▼

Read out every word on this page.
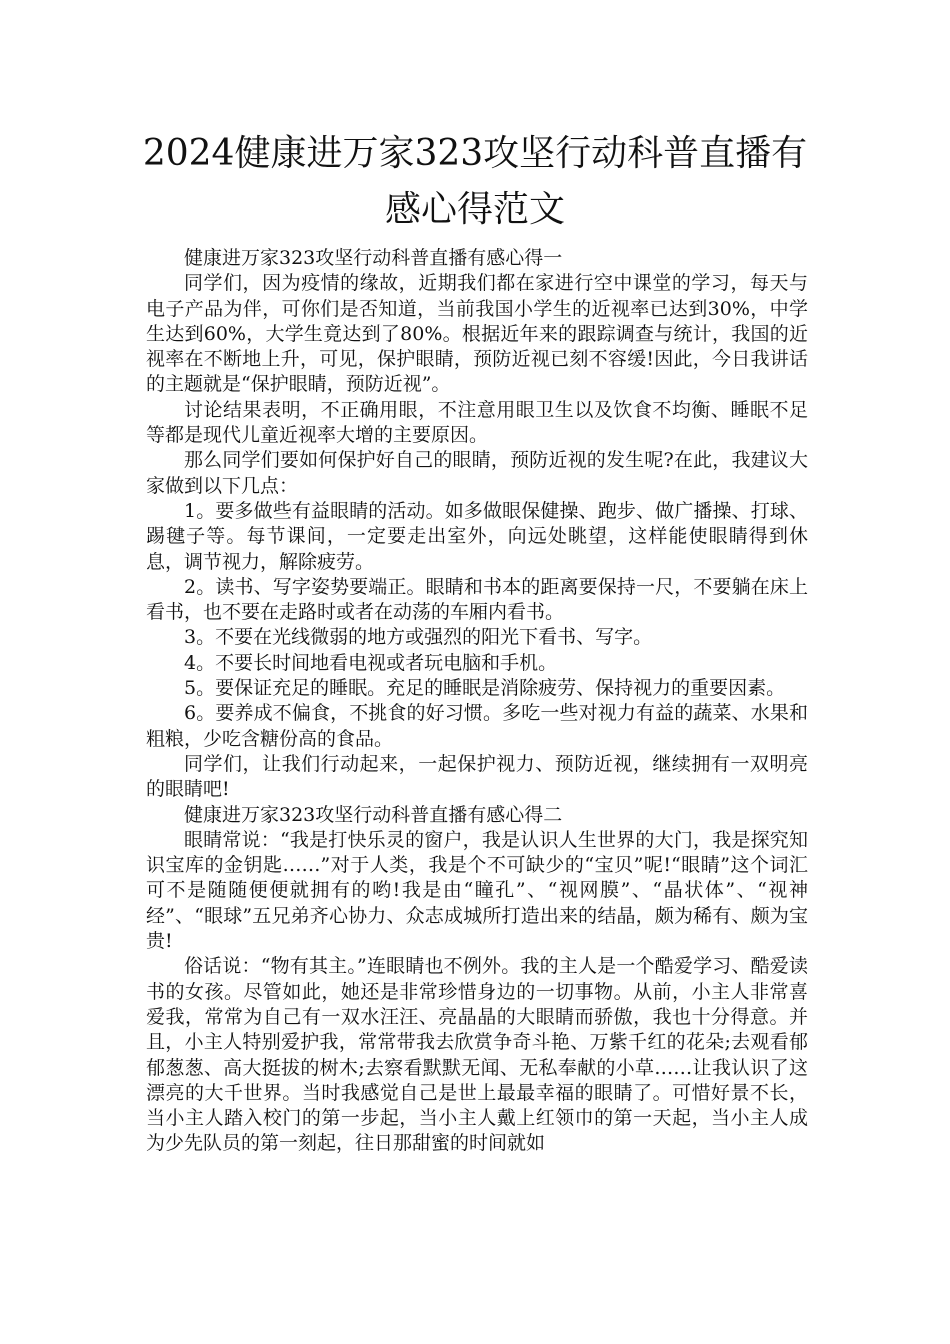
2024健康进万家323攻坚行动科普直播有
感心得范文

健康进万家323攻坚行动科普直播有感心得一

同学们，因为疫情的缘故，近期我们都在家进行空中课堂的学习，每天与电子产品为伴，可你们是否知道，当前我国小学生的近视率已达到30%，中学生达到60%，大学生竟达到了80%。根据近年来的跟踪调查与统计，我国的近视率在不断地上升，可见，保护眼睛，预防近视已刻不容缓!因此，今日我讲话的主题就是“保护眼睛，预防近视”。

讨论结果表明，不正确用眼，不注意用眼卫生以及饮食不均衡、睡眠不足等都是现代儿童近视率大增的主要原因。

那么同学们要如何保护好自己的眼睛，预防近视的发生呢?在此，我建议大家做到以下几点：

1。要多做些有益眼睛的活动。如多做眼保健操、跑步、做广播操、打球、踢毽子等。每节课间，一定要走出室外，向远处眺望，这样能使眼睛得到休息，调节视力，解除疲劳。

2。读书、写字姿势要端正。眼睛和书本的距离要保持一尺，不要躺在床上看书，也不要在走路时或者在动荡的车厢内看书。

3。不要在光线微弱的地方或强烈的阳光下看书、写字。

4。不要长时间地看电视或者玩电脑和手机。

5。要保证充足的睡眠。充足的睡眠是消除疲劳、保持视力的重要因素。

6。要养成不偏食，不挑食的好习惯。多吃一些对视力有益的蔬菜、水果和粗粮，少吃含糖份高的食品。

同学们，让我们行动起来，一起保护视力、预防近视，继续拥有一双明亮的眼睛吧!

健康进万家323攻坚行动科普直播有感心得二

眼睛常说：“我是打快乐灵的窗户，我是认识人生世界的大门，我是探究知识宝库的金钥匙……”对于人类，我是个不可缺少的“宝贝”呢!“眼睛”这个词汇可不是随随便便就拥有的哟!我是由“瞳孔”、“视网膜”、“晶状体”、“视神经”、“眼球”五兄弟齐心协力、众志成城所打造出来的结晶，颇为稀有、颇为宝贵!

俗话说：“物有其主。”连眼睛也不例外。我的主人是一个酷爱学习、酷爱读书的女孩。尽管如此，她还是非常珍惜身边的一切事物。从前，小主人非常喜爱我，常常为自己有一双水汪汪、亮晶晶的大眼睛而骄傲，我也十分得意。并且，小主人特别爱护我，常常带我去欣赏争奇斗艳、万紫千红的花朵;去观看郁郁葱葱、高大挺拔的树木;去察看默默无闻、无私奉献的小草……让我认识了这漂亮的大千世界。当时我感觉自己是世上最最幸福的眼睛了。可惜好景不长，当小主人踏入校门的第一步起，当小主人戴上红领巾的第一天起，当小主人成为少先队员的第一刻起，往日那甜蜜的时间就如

▲

All of the lines above should be printed exactly, minus the pictures.

Read out every word on this page.
2024健康进万家323攻坚行动科普直播有
感心得范文

健康进万家323攻坚行动科普直播有感心得一

同学们，因为疫情的缘故，近期我们都在家进行空中课堂的学习，每天与电子产品为伴，可你们是否知道，当前我国小学生的近视率已达到30%，中学生达到60%，大学生竟达到了80%。根据近年来的跟踪调查与统计，我国的近视率在不断地上升，可见，保护眼睛，预防近视已刻不容缓!因此，今日我讲话的主题就是“保护眼睛，预防近视”。

讨论结果表明，不正确用眼，不注意用眼卫生以及饮食不均衡、睡眠不足等都是现代儿童近视率大增的主要原因。

那么同学们要如何保护好自己的眼睛，预防近视的发生呢?在此，我建议大家做到以下几点：

1。要多做些有益眼睛的活动。如多做眼保健操、跑步、做广播操、打球、踢毽子等。每节课间，一定要走出室外，向远处眺望，这样能使眼睛得到休息，调节视力，解除疲劳。

2。读书、写字姿势要端正。眼睛和书本的距离要保持一尺，不要躺在床上看书，也不要在走路时或者在动荡的车厢内看书。

3。不要在光线微弱的地方或强烈的阳光下看书、写字。

4。不要长时间地看电视或者玩电脑和手机。

5。要保证充足的睡眠。充足的睡眠是消除疲劳、保持视力的重要因素。

6。要养成不偏食，不挑食的好习惯。多吃一些对视力有益的蔬菜、水果和粗粮，少吃含糖份高的食品。

同学们，让我们行动起来，一起保护视力、预防近视，继续拥有一双明亮的眼睛吧!

健康进万家323攻坚行动科普直播有感心得二

眼睛常说：“我是打快乐灵的窗户，我是认识人生世界的大门，我是探究知识宝库的金钥匙……”对于人类，我是个不可缺少的“宝贝”呢!“眼睛”这个词汇可不是随随便便就拥有的哟!我是由“瞳孔”、“视网膜”、“晶状体”、“视神经”、“眼球”五兄弟齐心协力、众志成城所打造出来的结晶，颇为稀有、颇为宝贵!

俗话说：“物有其主。”连眼睛也不例外。我的主人是一个酷爱学习、酷爱读书的女孩。尽管如此，她还是非常珍惜身边的一切事物。从前，小主人非常喜爱我，常常为自己有一双水汪汪、亮晶晶的大眼睛而骄傲，我也十分得意。并且，小主人特别爱护我，常常带我去欣赏争奇斗艳、万紫千红的花朵;去观看郁郁葱葱、高大挺拔的树木;去察看默默无闻、无私奉献的小草……让我认识了这漂亮的大千世界。当时我感觉自己是世上最最幸福的眼睛了。可惜好景不长，当小主人踏入校门的第一步起，当小主人戴上红领巾的第一天起，当小主人成为少先队员的第一刻起，往日那甜蜜的时间就如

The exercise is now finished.